• PROBLEM TO SOLVE: Reproduce all the entries exactly.

• Extracted data entries:

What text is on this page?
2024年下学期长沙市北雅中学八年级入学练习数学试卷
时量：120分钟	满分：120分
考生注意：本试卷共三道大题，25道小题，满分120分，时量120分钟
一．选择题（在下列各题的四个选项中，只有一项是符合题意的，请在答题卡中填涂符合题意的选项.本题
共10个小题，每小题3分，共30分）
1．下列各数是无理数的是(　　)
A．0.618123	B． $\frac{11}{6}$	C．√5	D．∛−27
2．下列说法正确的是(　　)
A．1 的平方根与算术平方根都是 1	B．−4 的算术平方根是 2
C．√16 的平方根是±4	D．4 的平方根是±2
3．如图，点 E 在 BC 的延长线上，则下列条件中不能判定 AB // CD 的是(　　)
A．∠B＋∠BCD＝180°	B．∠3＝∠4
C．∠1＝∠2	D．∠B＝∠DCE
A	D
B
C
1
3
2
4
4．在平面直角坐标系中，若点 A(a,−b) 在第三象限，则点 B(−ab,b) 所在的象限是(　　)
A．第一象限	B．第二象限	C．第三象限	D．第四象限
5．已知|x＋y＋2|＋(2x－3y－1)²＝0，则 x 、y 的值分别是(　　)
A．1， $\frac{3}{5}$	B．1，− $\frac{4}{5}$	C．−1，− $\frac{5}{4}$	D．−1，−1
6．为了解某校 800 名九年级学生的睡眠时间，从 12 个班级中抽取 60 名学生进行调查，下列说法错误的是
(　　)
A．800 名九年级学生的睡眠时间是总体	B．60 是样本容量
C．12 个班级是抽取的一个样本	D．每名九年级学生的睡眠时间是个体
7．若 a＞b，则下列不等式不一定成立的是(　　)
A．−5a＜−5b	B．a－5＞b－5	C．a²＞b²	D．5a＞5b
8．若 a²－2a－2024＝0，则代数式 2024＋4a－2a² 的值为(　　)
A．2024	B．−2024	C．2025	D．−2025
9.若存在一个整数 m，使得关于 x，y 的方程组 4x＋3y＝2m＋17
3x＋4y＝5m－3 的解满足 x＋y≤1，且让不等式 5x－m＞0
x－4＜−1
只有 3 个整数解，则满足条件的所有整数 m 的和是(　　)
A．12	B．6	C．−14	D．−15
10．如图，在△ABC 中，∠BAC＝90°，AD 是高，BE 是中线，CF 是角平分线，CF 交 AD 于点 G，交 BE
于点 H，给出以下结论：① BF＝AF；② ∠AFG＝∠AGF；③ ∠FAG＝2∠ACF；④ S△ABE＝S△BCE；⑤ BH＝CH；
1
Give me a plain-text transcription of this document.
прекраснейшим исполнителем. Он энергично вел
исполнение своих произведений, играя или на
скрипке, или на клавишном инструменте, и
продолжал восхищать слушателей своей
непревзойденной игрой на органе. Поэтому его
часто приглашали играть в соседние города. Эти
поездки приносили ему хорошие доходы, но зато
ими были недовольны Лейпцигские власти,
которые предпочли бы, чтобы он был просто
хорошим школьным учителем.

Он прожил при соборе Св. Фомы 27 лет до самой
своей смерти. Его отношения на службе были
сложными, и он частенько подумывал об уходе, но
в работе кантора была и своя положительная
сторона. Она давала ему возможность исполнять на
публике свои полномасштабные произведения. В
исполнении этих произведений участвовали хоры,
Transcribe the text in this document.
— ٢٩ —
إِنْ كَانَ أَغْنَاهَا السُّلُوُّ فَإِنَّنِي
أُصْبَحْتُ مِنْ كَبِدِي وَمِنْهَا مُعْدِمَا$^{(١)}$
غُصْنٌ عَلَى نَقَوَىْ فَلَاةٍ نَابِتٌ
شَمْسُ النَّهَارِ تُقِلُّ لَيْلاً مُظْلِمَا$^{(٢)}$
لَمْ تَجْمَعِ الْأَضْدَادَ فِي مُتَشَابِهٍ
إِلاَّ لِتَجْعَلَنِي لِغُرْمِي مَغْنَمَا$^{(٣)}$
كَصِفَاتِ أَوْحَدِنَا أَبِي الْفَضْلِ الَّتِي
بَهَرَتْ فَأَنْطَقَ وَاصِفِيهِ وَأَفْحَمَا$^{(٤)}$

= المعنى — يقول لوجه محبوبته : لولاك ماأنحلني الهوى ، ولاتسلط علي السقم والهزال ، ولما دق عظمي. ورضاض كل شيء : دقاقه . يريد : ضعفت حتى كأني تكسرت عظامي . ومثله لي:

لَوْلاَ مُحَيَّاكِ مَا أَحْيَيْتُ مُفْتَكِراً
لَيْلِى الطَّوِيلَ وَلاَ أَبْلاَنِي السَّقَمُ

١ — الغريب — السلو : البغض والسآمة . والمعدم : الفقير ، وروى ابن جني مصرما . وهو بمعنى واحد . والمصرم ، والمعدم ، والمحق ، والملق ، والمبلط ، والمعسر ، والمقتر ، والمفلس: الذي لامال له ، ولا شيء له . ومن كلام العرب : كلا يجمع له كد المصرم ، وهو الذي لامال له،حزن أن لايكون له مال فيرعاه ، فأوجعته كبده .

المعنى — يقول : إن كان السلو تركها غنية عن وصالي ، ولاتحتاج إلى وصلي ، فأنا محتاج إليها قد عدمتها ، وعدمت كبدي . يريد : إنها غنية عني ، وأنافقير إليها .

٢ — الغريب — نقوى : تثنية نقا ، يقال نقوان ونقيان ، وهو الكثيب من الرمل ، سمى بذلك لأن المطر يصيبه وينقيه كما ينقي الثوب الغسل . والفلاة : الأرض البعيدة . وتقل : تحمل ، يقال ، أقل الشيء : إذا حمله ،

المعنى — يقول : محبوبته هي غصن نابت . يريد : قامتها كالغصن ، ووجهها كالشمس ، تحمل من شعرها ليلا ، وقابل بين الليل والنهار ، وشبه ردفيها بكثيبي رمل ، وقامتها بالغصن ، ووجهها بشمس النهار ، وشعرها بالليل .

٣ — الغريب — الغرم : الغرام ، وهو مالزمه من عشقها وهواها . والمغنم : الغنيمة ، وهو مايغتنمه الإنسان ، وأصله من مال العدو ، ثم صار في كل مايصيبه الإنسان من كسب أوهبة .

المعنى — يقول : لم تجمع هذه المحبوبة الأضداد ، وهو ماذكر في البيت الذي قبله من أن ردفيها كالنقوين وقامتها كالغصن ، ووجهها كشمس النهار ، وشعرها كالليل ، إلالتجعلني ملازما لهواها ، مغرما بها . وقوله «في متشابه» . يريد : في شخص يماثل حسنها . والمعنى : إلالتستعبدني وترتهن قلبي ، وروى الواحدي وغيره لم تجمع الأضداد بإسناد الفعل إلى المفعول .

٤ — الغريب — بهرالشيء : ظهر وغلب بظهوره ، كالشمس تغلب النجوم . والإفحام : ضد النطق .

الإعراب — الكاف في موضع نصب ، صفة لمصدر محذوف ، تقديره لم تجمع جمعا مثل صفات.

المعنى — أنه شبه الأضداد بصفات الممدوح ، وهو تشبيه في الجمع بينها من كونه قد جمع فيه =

• PROBLEM SOLUTION:
What text is on this page?
2024年下学期长沙市北雅中学八年级入学练习数学试卷
时量：120分钟	满分：120分
考生注意：本试卷共三道大题，25道小题，满分120分，时量120分钟
一．选择题（在下列各题的四个选项中，只有一项是符合题意的，请在答题卡中填涂符合题意的选项.本题
共10个小题，每小题3分，共30分）
1．下列各数是无理数的是(　　)
A．0.618123	B． $\frac{11}{6}$	C．√5	D．∛−27
2．下列说法正确的是(　　)
A．1 的平方根与算术平方根都是 1	B．−4 的算术平方根是 2
C．√16 的平方根是±4	D．4 的平方根是±2
3．如图，点 E 在 BC 的延长线上，则下列条件中不能判定 AB // CD 的是(　　)
A．∠B＋∠BCD＝180°	B．∠3＝∠4
C．∠1＝∠2	D．∠B＝∠DCE
A	D
B
C
1
3
2
4
4．在平面直角坐标系中，若点 A(a,−b) 在第三象限，则点 B(−ab,b) 所在的象限是(　　)
A．第一象限	B．第二象限	C．第三象限	D．第四象限
5．已知|x＋y＋2|＋(2x－3y－1)²＝0，则 x 、y 的值分别是(　　)
A．1， $\frac{3}{5}$	B．1，− $\frac{4}{5}$	C．−1，− $\frac{5}{4}$	D．−1，−1
6．为了解某校 800 名九年级学生的睡眠时间，从 12 个班级中抽取 60 名学生进行调查，下列说法错误的是
(　　)
A．800 名九年级学生的睡眠时间是总体	B．60 是样本容量
C．12 个班级是抽取的一个样本	D．每名九年级学生的睡眠时间是个体
7．若 a＞b，则下列不等式不一定成立的是(　　)
A．−5a＜−5b	B．a－5＞b－5	C．a²＞b²	D．5a＞5b
8．若 a²－2a－2024＝0，则代数式 2024＋4a－2a² 的值为(　　)
A．2024	B．−2024	C．2025	D．−2025
9.若存在一个整数 m，使得关于 x，y 的方程组 4x＋3y＝2m＋17
3x＋4y＝5m－3 的解满足 x＋y≤1，且让不等式 5x－m＞0
x－4＜−1
只有 3 个整数解，则满足条件的所有整数 m 的和是(　　)
A．12	B．6	C．−14	D．−15
10．如图，在△ABC 中，∠BAC＝90°，AD 是高，BE 是中线，CF 是角平分线，CF 交 AD 于点 G，交 BE
于点 H，给出以下结论：① BF＝AF；② ∠AFG＝∠AGF；③ ∠FAG＝2∠ACF；④ S△ABE＝S△BCE；⑤ BH＝CH；
1
Give me a plain-text transcription of this document.
прекраснейшим исполнителем. Он энергично вел
исполнение своих произведений, играя или на
скрипке, или на клавишном инструменте, и
продолжал восхищать слушателей своей
непревзойденной игрой на органе. Поэтому его
часто приглашали играть в соседние города. Эти
поездки приносили ему хорошие доходы, но зато
ими были недовольны Лейпцигские власти,
которые предпочли бы, чтобы он был просто
хорошим школьным учителем.

Он прожил при соборе Св. Фомы 27 лет до самой
своей смерти. Его отношения на службе были
сложными, и он частенько подумывал об уходе, но
в работе кантора была и своя положительная
сторона. Она давала ему возможность исполнять на
публике свои полномасштабные произведения. В
исполнении этих произведений участвовали хоры,
Transcribe the text in this document.
— ٢٩ —
إِنْ كَانَ أَغْنَاهَا السُّلُوُّ فَإِنَّنِي
أُصْبَحْتُ مِنْ كَبِدِي وَمِنْهَا مُعْدِمَا$^{(١)}$
غُصْنٌ عَلَى نَقَوَىْ فَلَاةٍ نَابِتٌ
شَمْسُ النَّهَارِ تُقِلُّ لَيْلاً مُظْلِمَا$^{(٢)}$
لَمْ تَجْمَعِ الْأَضْدَادَ فِي مُتَشَابِهٍ
إِلاَّ لِتَجْعَلَنِي لِغُرْمِي مَغْنَمَا$^{(٣)}$
كَصِفَاتِ أَوْحَدِنَا أَبِي الْفَضْلِ الَّتِي
بَهَرَتْ فَأَنْطَقَ وَاصِفِيهِ وَأَفْحَمَا$^{(٤)}$

= المعنى — يقول لوجه محبوبته : لولاك ماأنحلني الهوى ، ولاتسلط علي السقم والهزال ، ولما دق عظمي. ورضاض كل شيء : دقاقه . يريد : ضعفت حتى كأني تكسرت عظامي . ومثله لي:

لَوْلاَ مُحَيَّاكِ مَا أَحْيَيْتُ مُفْتَكِراً
لَيْلِى الطَّوِيلَ وَلاَ أَبْلاَنِي السَّقَمُ

١ — الغريب — السلو : البغض والسآمة . والمعدم : الفقير ، وروى ابن جني مصرما . وهو بمعنى واحد . والمصرم ، والمعدم ، والمحق ، والملق ، والمبلط ، والمعسر ، والمقتر ، والمفلس: الذي لامال له ، ولا شيء له . ومن كلام العرب : كلا يجمع له كد المصرم ، وهو الذي لامال له،حزن أن لايكون له مال فيرعاه ، فأوجعته كبده .

المعنى — يقول : إن كان السلو تركها غنية عن وصالي ، ولاتحتاج إلى وصلي ، فأنا محتاج إليها قد عدمتها ، وعدمت كبدي . يريد : إنها غنية عني ، وأنافقير إليها .

٢ — الغريب — نقوى : تثنية نقا ، يقال نقوان ونقيان ، وهو الكثيب من الرمل ، سمى بذلك لأن المطر يصيبه وينقيه كما ينقي الثوب الغسل . والفلاة : الأرض البعيدة . وتقل : تحمل ، يقال ، أقل الشيء : إذا حمله ،

المعنى — يقول : محبوبته هي غصن نابت . يريد : قامتها كالغصن ، ووجهها كالشمس ، تحمل من شعرها ليلا ، وقابل بين الليل والنهار ، وشبه ردفيها بكثيبي رمل ، وقامتها بالغصن ، ووجهها بشمس النهار ، وشعرها بالليل .

٣ — الغريب — الغرم : الغرام ، وهو مالزمه من عشقها وهواها . والمغنم : الغنيمة ، وهو مايغتنمه الإنسان ، وأصله من مال العدو ، ثم صار في كل مايصيبه الإنسان من كسب أوهبة .

المعنى — يقول : لم تجمع هذه المحبوبة الأضداد ، وهو ماذكر في البيت الذي قبله من أن ردفيها كالنقوين وقامتها كالغصن ، ووجهها كشمس النهار ، وشعرها كالليل ، إلالتجعلني ملازما لهواها ، مغرما بها . وقوله «في متشابه» . يريد : في شخص يماثل حسنها . والمعنى : إلالتستعبدني وترتهن قلبي ، وروى الواحدي وغيره لم تجمع الأضداد بإسناد الفعل إلى المفعول .

٤ — الغريب — بهرالشيء : ظهر وغلب بظهوره ، كالشمس تغلب النجوم . والإفحام : ضد النطق .

الإعراب — الكاف في موضع نصب ، صفة لمصدر محذوف ، تقديره لم تجمع جمعا مثل صفات.

المعنى — أنه شبه الأضداد بصفات الممدوح ، وهو تشبيه في الجمع بينها من كونه قد جمع فيه =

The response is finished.